Prompt
Your answer should be only a number: how many lines include the word "它的计数单位是".

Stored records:
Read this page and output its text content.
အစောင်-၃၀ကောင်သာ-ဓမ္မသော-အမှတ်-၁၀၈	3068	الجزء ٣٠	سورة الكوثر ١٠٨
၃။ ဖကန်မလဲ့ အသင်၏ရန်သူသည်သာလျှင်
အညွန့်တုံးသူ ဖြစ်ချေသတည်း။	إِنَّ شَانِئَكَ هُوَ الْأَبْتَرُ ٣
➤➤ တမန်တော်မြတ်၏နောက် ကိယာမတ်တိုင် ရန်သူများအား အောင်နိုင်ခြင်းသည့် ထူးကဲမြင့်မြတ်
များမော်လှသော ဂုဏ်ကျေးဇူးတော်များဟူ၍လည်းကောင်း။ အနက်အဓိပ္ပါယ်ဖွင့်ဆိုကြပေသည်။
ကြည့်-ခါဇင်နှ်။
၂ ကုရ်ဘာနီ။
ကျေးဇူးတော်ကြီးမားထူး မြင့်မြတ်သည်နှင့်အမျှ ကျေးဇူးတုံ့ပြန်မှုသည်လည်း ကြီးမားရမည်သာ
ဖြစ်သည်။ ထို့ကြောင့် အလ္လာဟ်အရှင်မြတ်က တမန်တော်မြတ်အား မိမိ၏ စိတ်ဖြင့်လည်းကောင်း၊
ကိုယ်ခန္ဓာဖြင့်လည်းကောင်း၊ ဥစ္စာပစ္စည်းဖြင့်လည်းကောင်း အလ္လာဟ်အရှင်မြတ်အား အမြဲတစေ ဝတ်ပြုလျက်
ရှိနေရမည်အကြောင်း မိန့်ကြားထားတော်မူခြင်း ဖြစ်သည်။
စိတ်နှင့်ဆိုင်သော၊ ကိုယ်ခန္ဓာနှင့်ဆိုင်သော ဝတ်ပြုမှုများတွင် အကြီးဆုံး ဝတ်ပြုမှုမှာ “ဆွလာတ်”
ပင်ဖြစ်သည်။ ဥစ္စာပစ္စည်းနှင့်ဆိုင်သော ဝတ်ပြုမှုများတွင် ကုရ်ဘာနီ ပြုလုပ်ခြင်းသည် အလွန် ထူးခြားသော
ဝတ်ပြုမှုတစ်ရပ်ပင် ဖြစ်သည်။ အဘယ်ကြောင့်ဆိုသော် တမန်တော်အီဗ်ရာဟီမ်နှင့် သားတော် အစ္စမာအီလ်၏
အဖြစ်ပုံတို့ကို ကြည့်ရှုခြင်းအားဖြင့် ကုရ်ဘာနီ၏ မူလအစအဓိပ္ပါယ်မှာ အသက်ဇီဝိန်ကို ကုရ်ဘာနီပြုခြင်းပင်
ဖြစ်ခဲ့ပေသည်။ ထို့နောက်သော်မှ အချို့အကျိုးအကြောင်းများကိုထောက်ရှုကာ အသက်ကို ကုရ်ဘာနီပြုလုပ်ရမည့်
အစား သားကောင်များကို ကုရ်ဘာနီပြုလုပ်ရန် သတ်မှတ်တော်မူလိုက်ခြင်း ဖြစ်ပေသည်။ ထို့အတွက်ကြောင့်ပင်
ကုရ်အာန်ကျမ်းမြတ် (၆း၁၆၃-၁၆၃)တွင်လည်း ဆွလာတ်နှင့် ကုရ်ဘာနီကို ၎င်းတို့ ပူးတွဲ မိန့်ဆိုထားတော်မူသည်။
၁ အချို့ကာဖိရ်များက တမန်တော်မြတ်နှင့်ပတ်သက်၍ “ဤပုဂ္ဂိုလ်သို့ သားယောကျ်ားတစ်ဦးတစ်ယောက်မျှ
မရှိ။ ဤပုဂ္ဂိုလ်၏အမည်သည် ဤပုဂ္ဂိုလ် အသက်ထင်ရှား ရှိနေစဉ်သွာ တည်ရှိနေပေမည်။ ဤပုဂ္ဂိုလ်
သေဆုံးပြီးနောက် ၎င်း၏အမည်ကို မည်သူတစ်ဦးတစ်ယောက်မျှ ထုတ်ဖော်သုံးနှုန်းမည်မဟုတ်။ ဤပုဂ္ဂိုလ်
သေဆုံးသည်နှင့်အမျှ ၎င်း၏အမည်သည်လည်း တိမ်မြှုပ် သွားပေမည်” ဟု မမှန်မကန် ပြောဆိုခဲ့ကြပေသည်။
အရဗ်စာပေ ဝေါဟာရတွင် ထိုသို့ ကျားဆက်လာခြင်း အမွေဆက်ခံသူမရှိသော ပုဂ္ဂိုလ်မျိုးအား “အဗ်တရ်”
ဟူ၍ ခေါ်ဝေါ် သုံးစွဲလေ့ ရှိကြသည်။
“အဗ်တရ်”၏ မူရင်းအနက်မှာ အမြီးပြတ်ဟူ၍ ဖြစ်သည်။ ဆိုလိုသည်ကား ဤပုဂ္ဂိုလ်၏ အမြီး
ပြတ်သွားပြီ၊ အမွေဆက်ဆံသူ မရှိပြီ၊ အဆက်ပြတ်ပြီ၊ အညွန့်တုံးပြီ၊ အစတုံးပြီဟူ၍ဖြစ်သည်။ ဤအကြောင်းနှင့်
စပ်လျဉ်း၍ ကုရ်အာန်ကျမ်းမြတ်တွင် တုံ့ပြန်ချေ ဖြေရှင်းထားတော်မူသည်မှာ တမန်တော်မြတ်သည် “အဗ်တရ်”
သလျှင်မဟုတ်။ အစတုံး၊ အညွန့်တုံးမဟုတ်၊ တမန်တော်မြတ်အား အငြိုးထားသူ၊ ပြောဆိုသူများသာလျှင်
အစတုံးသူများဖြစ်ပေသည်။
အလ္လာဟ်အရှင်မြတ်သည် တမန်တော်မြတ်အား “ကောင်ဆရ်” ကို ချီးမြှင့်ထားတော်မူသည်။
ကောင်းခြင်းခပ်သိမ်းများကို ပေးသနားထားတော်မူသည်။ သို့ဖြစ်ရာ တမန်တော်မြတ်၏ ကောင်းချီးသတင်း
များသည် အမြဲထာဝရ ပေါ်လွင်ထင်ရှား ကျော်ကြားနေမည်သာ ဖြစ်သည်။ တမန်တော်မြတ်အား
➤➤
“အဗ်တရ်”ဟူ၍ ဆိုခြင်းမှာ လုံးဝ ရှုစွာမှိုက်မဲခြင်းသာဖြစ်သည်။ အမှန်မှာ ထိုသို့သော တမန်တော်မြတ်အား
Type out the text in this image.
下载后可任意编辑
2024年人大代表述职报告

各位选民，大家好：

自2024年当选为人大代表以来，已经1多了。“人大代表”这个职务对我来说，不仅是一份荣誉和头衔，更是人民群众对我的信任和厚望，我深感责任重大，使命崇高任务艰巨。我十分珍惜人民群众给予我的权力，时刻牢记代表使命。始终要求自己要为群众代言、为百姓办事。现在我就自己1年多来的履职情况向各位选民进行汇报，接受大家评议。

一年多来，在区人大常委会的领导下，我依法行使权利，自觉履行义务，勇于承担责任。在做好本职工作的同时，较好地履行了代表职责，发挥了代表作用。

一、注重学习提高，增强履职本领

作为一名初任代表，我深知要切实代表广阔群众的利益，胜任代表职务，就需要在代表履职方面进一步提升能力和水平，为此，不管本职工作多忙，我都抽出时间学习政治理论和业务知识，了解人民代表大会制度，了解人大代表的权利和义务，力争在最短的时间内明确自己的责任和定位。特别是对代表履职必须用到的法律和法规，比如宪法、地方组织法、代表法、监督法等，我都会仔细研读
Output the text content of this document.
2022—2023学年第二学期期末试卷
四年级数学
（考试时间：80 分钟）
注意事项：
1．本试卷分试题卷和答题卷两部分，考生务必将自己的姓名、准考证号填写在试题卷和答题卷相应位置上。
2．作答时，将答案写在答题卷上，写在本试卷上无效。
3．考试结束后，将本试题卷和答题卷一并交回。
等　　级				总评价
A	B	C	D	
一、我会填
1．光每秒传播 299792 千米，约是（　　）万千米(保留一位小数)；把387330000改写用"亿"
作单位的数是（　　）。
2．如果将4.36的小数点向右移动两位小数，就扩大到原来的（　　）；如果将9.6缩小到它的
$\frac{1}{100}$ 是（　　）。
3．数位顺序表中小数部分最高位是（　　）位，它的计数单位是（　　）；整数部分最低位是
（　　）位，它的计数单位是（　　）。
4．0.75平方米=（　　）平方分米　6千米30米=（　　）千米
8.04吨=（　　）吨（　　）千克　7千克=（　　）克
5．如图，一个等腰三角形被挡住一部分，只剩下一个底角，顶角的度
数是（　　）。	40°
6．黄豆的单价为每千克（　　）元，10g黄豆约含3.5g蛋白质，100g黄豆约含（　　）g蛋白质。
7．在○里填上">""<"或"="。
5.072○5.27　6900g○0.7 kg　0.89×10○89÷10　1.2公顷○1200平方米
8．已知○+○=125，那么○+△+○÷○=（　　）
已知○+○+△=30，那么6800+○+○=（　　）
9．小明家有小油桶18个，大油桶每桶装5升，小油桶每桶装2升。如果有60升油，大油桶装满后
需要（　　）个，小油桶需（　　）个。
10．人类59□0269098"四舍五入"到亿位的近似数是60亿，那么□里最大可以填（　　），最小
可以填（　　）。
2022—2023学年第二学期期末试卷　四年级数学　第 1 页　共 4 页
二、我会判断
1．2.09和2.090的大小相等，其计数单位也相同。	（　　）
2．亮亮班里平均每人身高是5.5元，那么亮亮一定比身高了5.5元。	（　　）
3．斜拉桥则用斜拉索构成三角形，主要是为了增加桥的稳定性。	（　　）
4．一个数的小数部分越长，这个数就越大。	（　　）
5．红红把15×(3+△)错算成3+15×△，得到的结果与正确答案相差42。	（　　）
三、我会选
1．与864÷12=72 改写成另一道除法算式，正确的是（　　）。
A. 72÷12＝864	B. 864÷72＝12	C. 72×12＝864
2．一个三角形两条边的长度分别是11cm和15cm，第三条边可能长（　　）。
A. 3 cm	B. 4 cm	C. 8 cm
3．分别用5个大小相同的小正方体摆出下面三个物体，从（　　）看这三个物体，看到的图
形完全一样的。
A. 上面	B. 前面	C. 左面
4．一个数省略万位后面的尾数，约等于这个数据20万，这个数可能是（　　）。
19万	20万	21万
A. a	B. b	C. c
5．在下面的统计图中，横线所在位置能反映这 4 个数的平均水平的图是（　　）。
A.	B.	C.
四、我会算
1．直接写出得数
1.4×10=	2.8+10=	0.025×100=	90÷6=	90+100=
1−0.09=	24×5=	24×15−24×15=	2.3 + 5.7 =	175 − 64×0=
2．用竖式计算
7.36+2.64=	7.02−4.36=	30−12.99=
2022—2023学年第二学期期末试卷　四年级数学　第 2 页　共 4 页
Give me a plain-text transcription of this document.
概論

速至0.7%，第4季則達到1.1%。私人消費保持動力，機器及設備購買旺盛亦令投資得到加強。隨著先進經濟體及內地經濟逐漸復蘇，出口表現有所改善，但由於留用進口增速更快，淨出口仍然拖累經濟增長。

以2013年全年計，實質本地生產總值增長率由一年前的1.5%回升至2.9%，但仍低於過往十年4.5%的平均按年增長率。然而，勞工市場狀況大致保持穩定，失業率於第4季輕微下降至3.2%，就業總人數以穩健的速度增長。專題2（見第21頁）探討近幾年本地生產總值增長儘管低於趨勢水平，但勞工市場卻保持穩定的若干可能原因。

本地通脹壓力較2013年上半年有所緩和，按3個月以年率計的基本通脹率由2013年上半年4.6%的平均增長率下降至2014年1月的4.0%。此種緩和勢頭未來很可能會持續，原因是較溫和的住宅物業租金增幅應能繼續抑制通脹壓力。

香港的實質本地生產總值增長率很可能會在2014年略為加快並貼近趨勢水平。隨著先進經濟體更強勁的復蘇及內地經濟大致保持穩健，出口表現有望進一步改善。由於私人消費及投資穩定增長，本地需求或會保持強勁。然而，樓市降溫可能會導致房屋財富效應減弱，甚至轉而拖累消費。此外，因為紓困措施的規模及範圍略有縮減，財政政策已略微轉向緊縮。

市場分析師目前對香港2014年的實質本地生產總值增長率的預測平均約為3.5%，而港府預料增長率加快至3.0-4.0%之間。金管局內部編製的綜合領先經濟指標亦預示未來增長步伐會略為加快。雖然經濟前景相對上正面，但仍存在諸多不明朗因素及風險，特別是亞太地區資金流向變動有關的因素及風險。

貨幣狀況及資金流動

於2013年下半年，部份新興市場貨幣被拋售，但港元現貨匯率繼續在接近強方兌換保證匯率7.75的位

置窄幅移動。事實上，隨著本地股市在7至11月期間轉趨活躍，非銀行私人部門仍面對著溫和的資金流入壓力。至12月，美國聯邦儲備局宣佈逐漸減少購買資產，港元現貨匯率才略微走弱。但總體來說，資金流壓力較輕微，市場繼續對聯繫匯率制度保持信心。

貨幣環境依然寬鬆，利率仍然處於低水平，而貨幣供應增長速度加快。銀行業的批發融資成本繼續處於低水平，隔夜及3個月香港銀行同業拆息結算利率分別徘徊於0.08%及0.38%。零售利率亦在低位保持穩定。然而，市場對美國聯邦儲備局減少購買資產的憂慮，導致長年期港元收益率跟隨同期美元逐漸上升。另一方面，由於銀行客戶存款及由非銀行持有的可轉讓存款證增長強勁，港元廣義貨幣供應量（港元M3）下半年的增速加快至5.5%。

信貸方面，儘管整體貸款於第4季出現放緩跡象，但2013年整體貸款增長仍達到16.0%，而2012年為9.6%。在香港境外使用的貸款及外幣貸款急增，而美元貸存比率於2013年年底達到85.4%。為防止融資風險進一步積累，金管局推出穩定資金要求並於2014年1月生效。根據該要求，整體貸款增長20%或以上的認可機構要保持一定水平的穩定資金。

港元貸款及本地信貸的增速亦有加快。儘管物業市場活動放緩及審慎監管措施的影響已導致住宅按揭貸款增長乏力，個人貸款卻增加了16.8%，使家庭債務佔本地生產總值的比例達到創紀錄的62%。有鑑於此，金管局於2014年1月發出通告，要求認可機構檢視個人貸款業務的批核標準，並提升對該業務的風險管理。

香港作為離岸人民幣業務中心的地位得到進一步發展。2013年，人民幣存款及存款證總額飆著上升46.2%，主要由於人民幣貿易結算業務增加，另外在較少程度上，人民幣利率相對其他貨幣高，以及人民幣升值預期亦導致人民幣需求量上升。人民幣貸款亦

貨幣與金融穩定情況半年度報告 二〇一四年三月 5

Response to the task
2